▶ Problem details
Reproduce the records below exactly, leaving out any pictures.

▶ Provided data

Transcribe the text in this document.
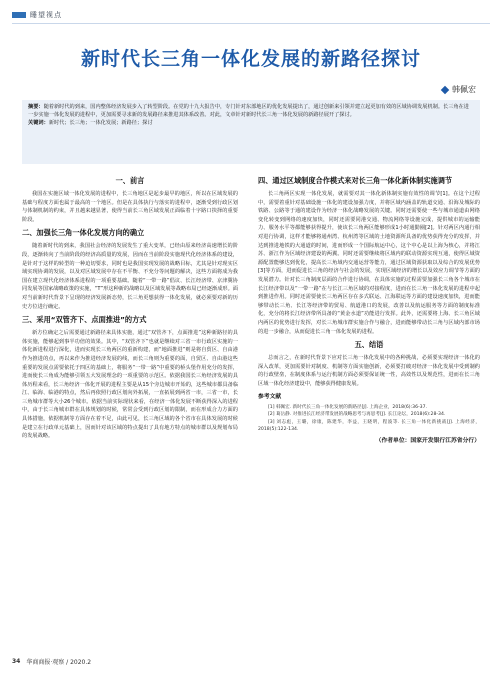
睡望视点
新时代长三角一体化发展的新路径探讨
韩佩宏
摘要：随着新时代的到来，国内整体经济发展步入了转型阶段。在党的十九大报告中，专门针对东部地区的优化发展提出了，通过创新来引领并建立起更加有效的区域协调发展机制。长三角在进一步实施一体化发展的进程中，更加需要寻求新的发展路径来推进其体系改善。对此，文章针对新时代长三角一体化发展的新路径展开了探讨。
关键词：新时代；长三角；一体化发展；新路径；探讨
一、前言

我国在实施区域一体化发展的进程中，长三角地区是起步最早的地区，所以在区域发展的基础与程度方面也属于最高的一个地区。但是在具体执行与落实的进程中，逐渐受到行政区划与体制机制的约束，并且越来越显著，使得当前长三角区域发展正面临着十字路口抉择的重要阶段。

二、加强长三角一体化发展方向的确立

随着新时代的到来，我国社会经济的发展发生了重大变革，已经由原来经济高速增长的阶段，逐渐转向了当前阶段的经济高质量的发展，因而在当前阶段实施现代化经济体系的建设，是针对于这样的转型的一种迫切要求，同时也是我国实现发展的战略目标，尤其是针对现实区域实现协调的发展，以及对区域发展中存在不平衡、不充分等问题的解决，这些方面将成为我国在建立现代化经济体系进程的一项重要基础。随着“一带一路”倡议、长江经济带、京津冀协同发展等国家战略政策的实施，“T”形这种新的战略以及区域发展等战略布局已经逐渐成形。面对当前新时代背景下呈现的经济发展新态势，长三角更想获得一体化发展，就必须要对新的历史方位进行确定。

三、采用“双管齐下、点面推进”的方式

新方位确定之后需要通过新路径来具体实施，通过“双管齐下，点面推进”这种新路径的具体实施，能够起到事半功倍的效果。其中，“双管齐下”也就是继续对三省一市行政区实施的一体化新进程进行深化，进而实现长三角两区的重新构建，而“地面推进”则是将自贸区、自由港作为推进的点，再以来作为推进经济发展的线，而长三角则为重要的面，自贸区、自由港这些重要的发展点需要依托于四区的基础上，将服务“一带一路”中重要的桥头堡作用充分的发挥，进而使长三角成为能够引领五大发展理念的一项重要的示范区。依据我国长三角经济发展的具体历程来看，长三角经济一体化开展的进程主要是从15个旁边城市开始的，这些城市都具备临江、临海、临港的特点，然后再依照行政区划向外拓展，一直拓展到两省一市，三省一市，长三角城市群等大小26个城市。依据当前实际现状来看，在经济一体化发展不断获得深入的进程中，由于长三角城市群在具体规划的时候，常常会受到行政区划的限制，而在形成合力方面的具体措施，依据机制等方面存在着不足，由此可见，长三角区域的各个省市在具体发展的时候是建立在行政单元基础上，因而针对该区域的特点提出了具有地方特点的城市群以及规划布局的发展战略。

四、通过区域制度合作模式来对长三角一体化新体制实施调节

长三角两区实现一体化发展，就需要对其一体化新体制实施有效性的调节[1]。在这个过程中，需要着重针对基础设施一体化的建设加强力度，并将区域内涵盖的轨道交通、沿海及城际的铁路、公路等于通的建设作为经济一体化战略发展的关键。同时还需要使一些与城市通道由网络变化转变到网络的速度加快，同时还需要同港交通、物流网络等设施完成，提供城市的运输能力、服务水平等都能够获得提升，使该长三角两区能够形成1小时通勤圈[2]。针对两区内通行相对进行协调，这样才能够将通州湾、杭州湾等区域的土地资源所具备的优势获得充分的发挥，并达到推进地铁的大通道的时间，进而形成一个国际航运中心，这个中心是以上海为核心，并将江苏、浙江作为区域经济建设的两翼。同时还需要继续将区域内的联动资源实现互通，使得区域资源配置能够达到优化，提高长三角域内交通运营等能力，通过区域资源获取以及综合的发展优势[3]等方面，进而促进长三角的经济与社会的发展，实现区域经济的增长以及效应力调节等方面的发展潜力。针对长三角制度层面的合作进行协调，在具体实施的过程需要加强长三角各个城市在长江经济带以及“一带一路”在与长江三角区域的对接程度，进而在长三角一体化发展的进程中起到推进作用。同时还需要使长三角两区存在多式联运、江海联运等方面的建设速度加快，进而能够带动长三角、长江等经济带的贸易、航道港口的发展，改善以及航运服务等方面的制度标准化，充分的将长江经济带所具备的“黄金水道”功能进行发挥。此外，还需要将上海、长三角区域内两区的优势进行发挥，对长三角城市群实施合作与融合，进而能够带动长三角与区域内部市场的进一步融合，从而促进长三角一体化发展的进程。

五、结语

总而言之，在新时代背景下应对长三角一体化发展中的各种挑战，必须要实现经济一体化的深入改革，更加需要针对制度、机制等方面实施创新，必须要打破对经济一体化发展中受到制约的行政壁垒，在制度体系与运行机制方面必须要保证统一性，高效性以及规范性，进而在长三角区域一体化经济建设中，能够获得健康发展。

参考文献

[1] 韩佩宏. 新时代长三角一体化发展的新路径[J]. 上海企业，2018(6):36-37.

[2] 葛岳静. 对推进长江经济带发展的战略思考与再思考[J]. 长江论坛，2018(6):28-34.

[3] 刘志彪，王璐，徐康，陈建华，李益，王晓明，程波等. 长三角一体化新挑战[J]. 上海经济，2018(5):122-134.

（作者单位：国家开发银行江苏省分行）
34 华商商报·观察 / 2020.2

▶ Result for this exercise
Transcribe the text in this document.
睡望视点
新时代长三角一体化发展的新路径探讨
韩佩宏
摘要：随着新时代的到来，国内整体经济发展步入了转型阶段。在党的十九大报告中，专门针对东部地区的优化发展提出了，通过创新来引领并建立起更加有效的区域协调发展机制。长三角在进一步实施一体化发展的进程中，更加需要寻求新的发展路径来推进其体系改善。对此，文章针对新时代长三角一体化发展的新路径展开了探讨。
关键词：新时代；长三角；一体化发展；新路径；探讨
一、前言

我国在实施区域一体化发展的进程中，长三角地区是起步最早的地区，所以在区域发展的基础与程度方面也属于最高的一个地区。但是在具体执行与落实的进程中，逐渐受到行政区划与体制机制的约束，并且越来越显著，使得当前长三角区域发展正面临着十字路口抉择的重要阶段。

二、加强长三角一体化发展方向的确立

随着新时代的到来，我国社会经济的发展发生了重大变革，已经由原来经济高速增长的阶段，逐渐转向了当前阶段的经济高质量的发展，因而在当前阶段实施现代化经济体系的建设，是针对于这样的转型的一种迫切要求，同时也是我国实现发展的战略目标，尤其是针对现实区域实现协调的发展，以及对区域发展中存在不平衡、不充分等问题的解决，这些方面将成为我国在建立现代化经济体系进程的一项重要基础。随着“一带一路”倡议、长江经济带、京津冀协同发展等国家战略政策的实施，“T”形这种新的战略以及区域发展等战略布局已经逐渐成形。面对当前新时代背景下呈现的经济发展新态势，长三角更想获得一体化发展，就必须要对新的历史方位进行确定。

三、采用“双管齐下、点面推进”的方式

新方位确定之后需要通过新路径来具体实施，通过“双管齐下，点面推进”这种新路径的具体实施，能够起到事半功倍的效果。其中，“双管齐下”也就是继续对三省一市行政区实施的一体化新进程进行深化，进而实现长三角两区的重新构建，而“地面推进”则是将自贸区、自由港作为推进的点，再以来作为推进经济发展的线，而长三角则为重要的面，自贸区、自由港这些重要的发展点需要依托于四区的基础上，将服务“一带一路”中重要的桥头堡作用充分的发挥，进而使长三角成为能够引领五大发展理念的一项重要的示范区。依据我国长三角经济发展的具体历程来看，长三角经济一体化开展的进程主要是从15个旁边城市开始的，这些城市都具备临江、临海、临港的特点，然后再依照行政区划向外拓展，一直拓展到两省一市，三省一市，长三角城市群等大小26个城市。依据当前实际现状来看，在经济一体化发展不断获得深入的进程中，由于长三角城市群在具体规划的时候，常常会受到行政区划的限制，而在形成合力方面的具体措施，依据机制等方面存在着不足，由此可见，长三角区域的各个省市在具体发展的时候是建立在行政单元基础上，因而针对该区域的特点提出了具有地方特点的城市群以及规划布局的发展战略。

四、通过区域制度合作模式来对长三角一体化新体制实施调节

长三角两区实现一体化发展，就需要对其一体化新体制实施有效性的调节[1]。在这个过程中，需要着重针对基础设施一体化的建设加强力度，并将区域内涵盖的轨道交通、沿海及城际的铁路、公路等于通的建设作为经济一体化战略发展的关键。同时还需要使一些与城市通道由网络变化转变到网络的速度加快，同时还需要同港交通、物流网络等设施完成，提供城市的运输能力、服务水平等都能够获得提升，使该长三角两区能够形成1小时通勤圈[2]。针对两区内通行相对进行协调，这样才能够将通州湾、杭州湾等区域的土地资源所具备的优势获得充分的发挥，并达到推进地铁的大通道的时间，进而形成一个国际航运中心，这个中心是以上海为核心，并将江苏、浙江作为区域经济建设的两翼。同时还需要继续将区域内的联动资源实现互通，使得区域资源配置能够达到优化，提高长三角域内交通运营等能力，通过区域资源获取以及综合的发展优势[3]等方面，进而促进长三角的经济与社会的发展，实现区域经济的增长以及效应力调节等方面的发展潜力。针对长三角制度层面的合作进行协调，在具体实施的过程需要加强长三角各个城市在长江经济带以及“一带一路”在与长江三角区域的对接程度，进而在长三角一体化发展的进程中起到推进作用。同时还需要使长三角两区存在多式联运、江海联运等方面的建设速度加快，进而能够带动长三角、长江等经济带的贸易、航道港口的发展，改善以及航运服务等方面的制度标准化，充分的将长江经济带所具备的“黄金水道”功能进行发挥。此外，还需要将上海、长三角区域内两区的优势进行发挥，对长三角城市群实施合作与融合，进而能够带动长三角与区域内部市场的进一步融合，从而促进长三角一体化发展的进程。

五、结语

总而言之，在新时代背景下应对长三角一体化发展中的各种挑战，必须要实现经济一体化的深入改革，更加需要针对制度、机制等方面实施创新，必须要打破对经济一体化发展中受到制约的行政壁垒，在制度体系与运行机制方面必须要保证统一性，高效性以及规范性，进而在长三角区域一体化经济建设中，能够获得健康发展。

参考文献

[1] 韩佩宏. 新时代长三角一体化发展的新路径[J]. 上海企业，2018(6):36-37.

[2] 葛岳静. 对推进长江经济带发展的战略思考与再思考[J]. 长江论坛，2018(6):28-34.

[3] 刘志彪，王璐，徐康，陈建华，李益，王晓明，程波等. 长三角一体化新挑战[J]. 上海经济，2018(5):122-134.

（作者单位：国家开发银行江苏省分行）
34 华商商报·观察 / 2020.2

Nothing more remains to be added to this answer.